DATA FOR PROCESSING
• • •
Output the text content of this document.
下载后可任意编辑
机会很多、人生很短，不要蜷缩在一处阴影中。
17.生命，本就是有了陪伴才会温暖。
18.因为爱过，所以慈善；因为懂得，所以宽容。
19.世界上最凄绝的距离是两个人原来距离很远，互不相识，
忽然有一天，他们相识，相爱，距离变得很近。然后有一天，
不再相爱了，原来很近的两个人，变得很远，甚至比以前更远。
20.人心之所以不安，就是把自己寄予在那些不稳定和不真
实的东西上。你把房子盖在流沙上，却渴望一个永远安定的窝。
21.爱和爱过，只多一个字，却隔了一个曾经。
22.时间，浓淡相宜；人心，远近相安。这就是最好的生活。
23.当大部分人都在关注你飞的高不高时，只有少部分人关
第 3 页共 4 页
• • •
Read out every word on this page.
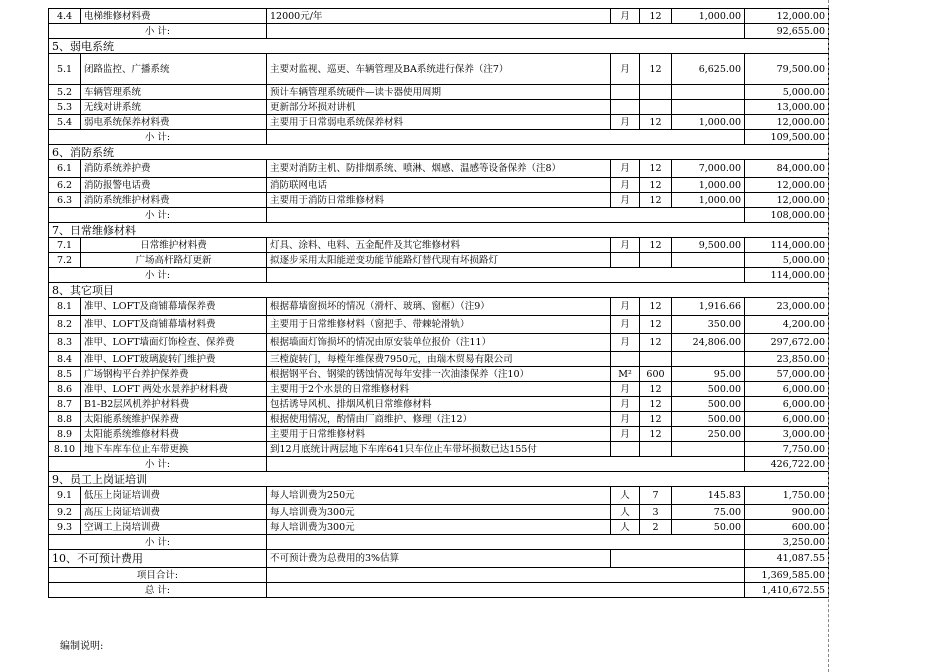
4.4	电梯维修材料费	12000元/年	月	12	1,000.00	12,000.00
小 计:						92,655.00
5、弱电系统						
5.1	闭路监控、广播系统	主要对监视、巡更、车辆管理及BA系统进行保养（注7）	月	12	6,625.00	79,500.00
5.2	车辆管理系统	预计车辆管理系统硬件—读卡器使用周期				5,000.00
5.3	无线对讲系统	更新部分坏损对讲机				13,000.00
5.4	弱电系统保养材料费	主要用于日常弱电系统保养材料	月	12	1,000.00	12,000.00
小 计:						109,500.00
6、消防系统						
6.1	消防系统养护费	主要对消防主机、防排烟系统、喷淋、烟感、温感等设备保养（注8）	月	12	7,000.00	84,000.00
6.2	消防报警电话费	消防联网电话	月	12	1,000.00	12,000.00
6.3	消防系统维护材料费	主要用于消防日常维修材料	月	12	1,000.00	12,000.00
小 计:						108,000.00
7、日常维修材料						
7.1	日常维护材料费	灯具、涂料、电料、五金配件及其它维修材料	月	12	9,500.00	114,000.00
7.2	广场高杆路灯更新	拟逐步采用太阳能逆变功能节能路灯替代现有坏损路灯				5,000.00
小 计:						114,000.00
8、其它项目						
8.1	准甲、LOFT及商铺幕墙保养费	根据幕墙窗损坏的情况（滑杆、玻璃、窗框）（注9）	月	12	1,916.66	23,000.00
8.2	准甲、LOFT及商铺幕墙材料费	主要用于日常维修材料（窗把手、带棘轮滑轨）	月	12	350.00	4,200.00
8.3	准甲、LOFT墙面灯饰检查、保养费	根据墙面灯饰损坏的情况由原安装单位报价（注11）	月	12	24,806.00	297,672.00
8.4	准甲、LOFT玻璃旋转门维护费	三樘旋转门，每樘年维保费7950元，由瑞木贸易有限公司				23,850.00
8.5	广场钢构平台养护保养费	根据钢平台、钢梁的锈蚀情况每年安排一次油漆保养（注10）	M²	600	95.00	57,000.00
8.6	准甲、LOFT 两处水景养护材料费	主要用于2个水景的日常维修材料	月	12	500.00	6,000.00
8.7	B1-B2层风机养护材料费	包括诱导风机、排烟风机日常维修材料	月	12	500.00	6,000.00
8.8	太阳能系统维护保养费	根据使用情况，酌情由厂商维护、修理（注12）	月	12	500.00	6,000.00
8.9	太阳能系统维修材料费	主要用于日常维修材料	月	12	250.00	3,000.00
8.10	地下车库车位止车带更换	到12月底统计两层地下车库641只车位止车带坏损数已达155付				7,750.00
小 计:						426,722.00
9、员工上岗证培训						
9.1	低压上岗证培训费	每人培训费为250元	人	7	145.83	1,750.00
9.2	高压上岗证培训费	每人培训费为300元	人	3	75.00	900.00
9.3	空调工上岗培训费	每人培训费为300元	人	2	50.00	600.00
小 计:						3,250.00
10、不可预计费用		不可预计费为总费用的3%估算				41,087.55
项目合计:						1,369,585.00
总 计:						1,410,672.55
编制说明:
• • •
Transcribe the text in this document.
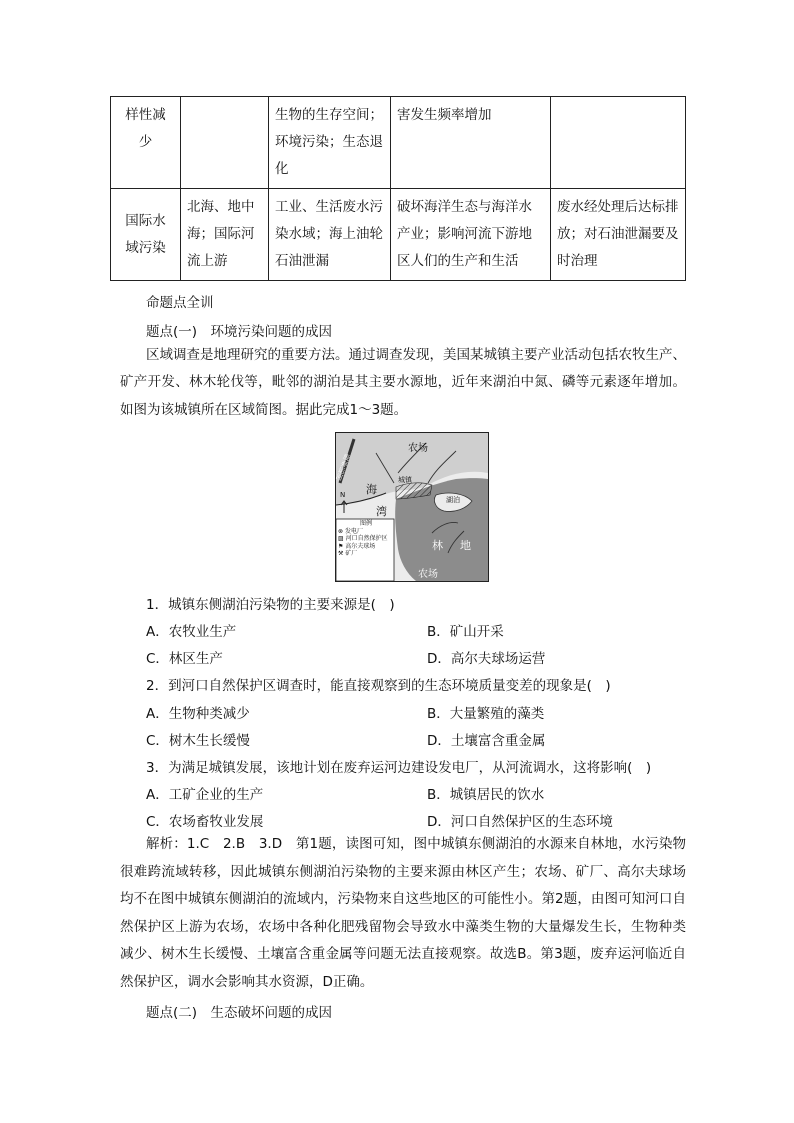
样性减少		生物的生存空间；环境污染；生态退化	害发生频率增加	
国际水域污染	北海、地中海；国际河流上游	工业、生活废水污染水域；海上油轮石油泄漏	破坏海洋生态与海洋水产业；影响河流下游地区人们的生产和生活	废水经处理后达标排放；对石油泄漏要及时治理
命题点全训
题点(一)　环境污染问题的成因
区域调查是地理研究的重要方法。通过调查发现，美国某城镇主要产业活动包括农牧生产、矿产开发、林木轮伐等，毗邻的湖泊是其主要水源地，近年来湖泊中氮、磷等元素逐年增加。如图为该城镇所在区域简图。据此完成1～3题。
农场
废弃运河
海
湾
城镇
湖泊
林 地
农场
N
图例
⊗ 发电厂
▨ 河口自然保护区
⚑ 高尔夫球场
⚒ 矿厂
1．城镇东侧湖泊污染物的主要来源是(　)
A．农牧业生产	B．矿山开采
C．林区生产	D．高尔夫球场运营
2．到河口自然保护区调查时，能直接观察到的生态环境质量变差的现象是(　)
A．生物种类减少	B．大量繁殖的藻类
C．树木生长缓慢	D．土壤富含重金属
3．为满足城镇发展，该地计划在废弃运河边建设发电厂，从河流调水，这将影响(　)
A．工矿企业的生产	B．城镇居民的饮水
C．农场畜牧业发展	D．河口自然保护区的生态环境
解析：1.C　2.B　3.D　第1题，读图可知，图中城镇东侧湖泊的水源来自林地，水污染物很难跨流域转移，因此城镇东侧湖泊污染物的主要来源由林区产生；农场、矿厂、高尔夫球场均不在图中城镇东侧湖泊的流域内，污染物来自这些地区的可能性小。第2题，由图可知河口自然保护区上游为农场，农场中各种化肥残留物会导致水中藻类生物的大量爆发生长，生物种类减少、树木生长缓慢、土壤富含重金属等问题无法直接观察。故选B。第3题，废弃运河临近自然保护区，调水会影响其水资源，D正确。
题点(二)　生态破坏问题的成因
• • •
WRITTEN REQUEST
Which lines contain the word "生物种类减少"? Copy each of them.

PROBLEM SOLUTION
A．生物种类减少	B．大量繁殖的藻类
解析：1.C　2.B　3.D　第1题，读图可知，图中城镇东侧湖泊的水源来自林地，水污染物很难跨流域转移，因此城镇东侧湖泊污染物的主要来源由林区产生；农场、矿厂、高尔夫球场均不在图中城镇东侧湖泊的流域内，污染物来自这些地区的可能性小。第2题，由图可知河口自然保护区上游为农场，农场中各种化肥残留物会导致水中藻类生物的大量爆发生长，生物种类减少、树木生长缓慢、土壤富含重金属等问题无法直接观察。故选B。第3题，废弃运河临近自然保护区，调水会影响其水资源，D正确。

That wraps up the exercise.